>> begin DATA SECTION

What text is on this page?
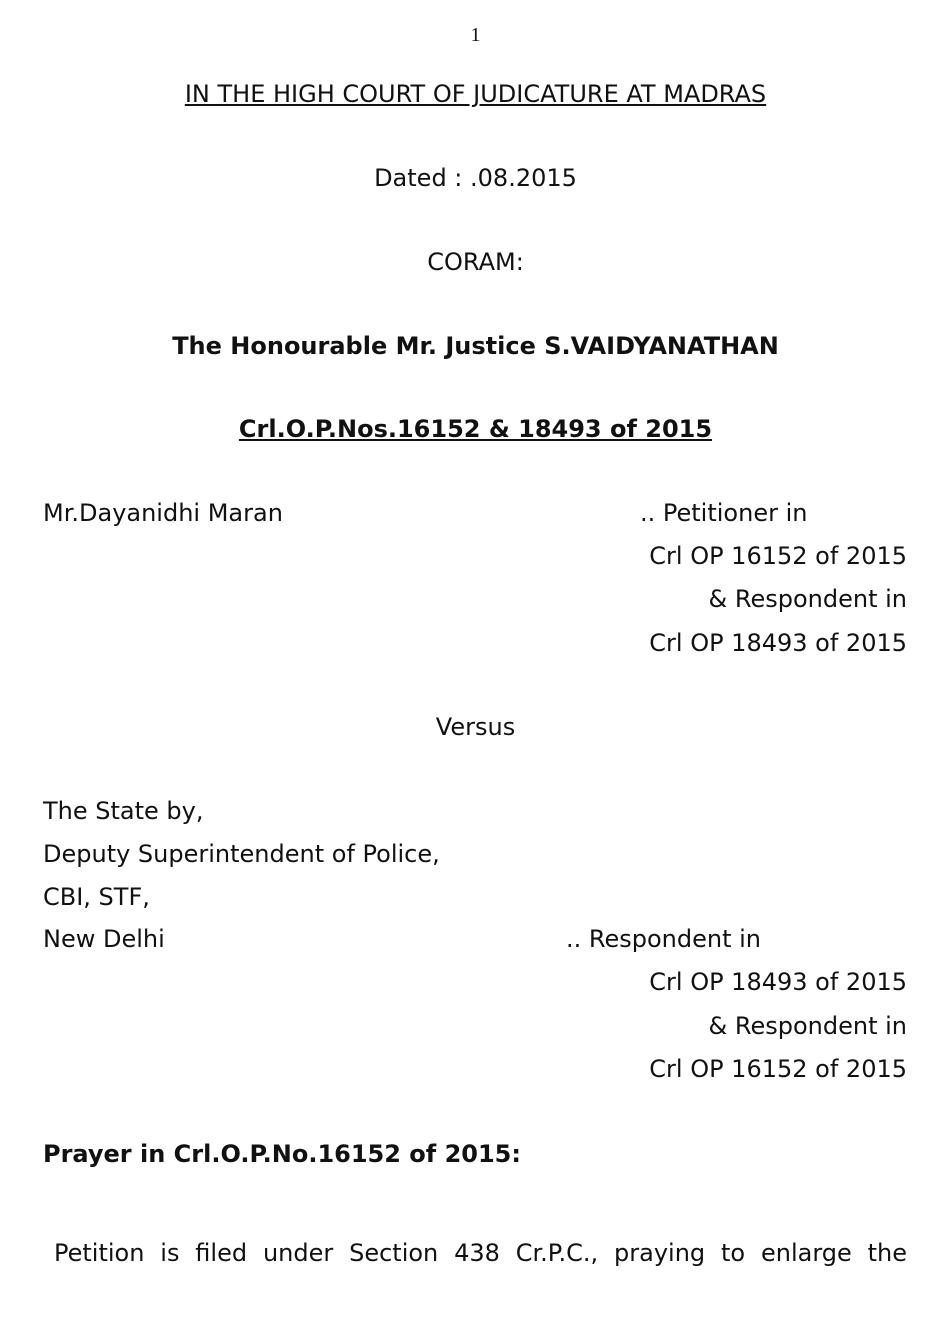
1
IN THE HIGH COURT OF JUDICATURE AT MADRAS
Dated : .08.2015
CORAM:
The Honourable Mr. Justice S.VAIDYANATHAN
Crl.O.P.Nos.16152 & 18493 of 2015
Mr.Dayanidhi Maran	.. Petitioner in
Crl OP 16152 of 2015
& Respondent in
Crl OP 18493 of 2015
Versus
The State by,
Deputy Superintendent of Police,
CBI, STF,
New Delhi	.. Respondent in
Crl OP 18493 of 2015
& Respondent in
Crl OP 16152 of 2015
Prayer in Crl.O.P.No.16152 of 2015:
Petition is filed under Section 438 Cr.P.C., praying to enlarge the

>> end DATA SECTION

YOUR TASK -
Print all the records again exactly; do not include any picture.

RIGHT ANSWER -
What text is on this page?
1
IN THE HIGH COURT OF JUDICATURE AT MADRAS
Dated : .08.2015
CORAM:
The Honourable Mr. Justice S.VAIDYANATHAN
Crl.O.P.Nos.16152 & 18493 of 2015
Mr.Dayanidhi Maran	.. Petitioner in
Crl OP 16152 of 2015
& Respondent in
Crl OP 18493 of 2015
Versus
The State by,
Deputy Superintendent of Police,
CBI, STF,
New Delhi	.. Respondent in
Crl OP 18493 of 2015
& Respondent in
Crl OP 16152 of 2015
Prayer in Crl.O.P.No.16152 of 2015:
Petition is filed under Section 438 Cr.P.C., praying to enlarge the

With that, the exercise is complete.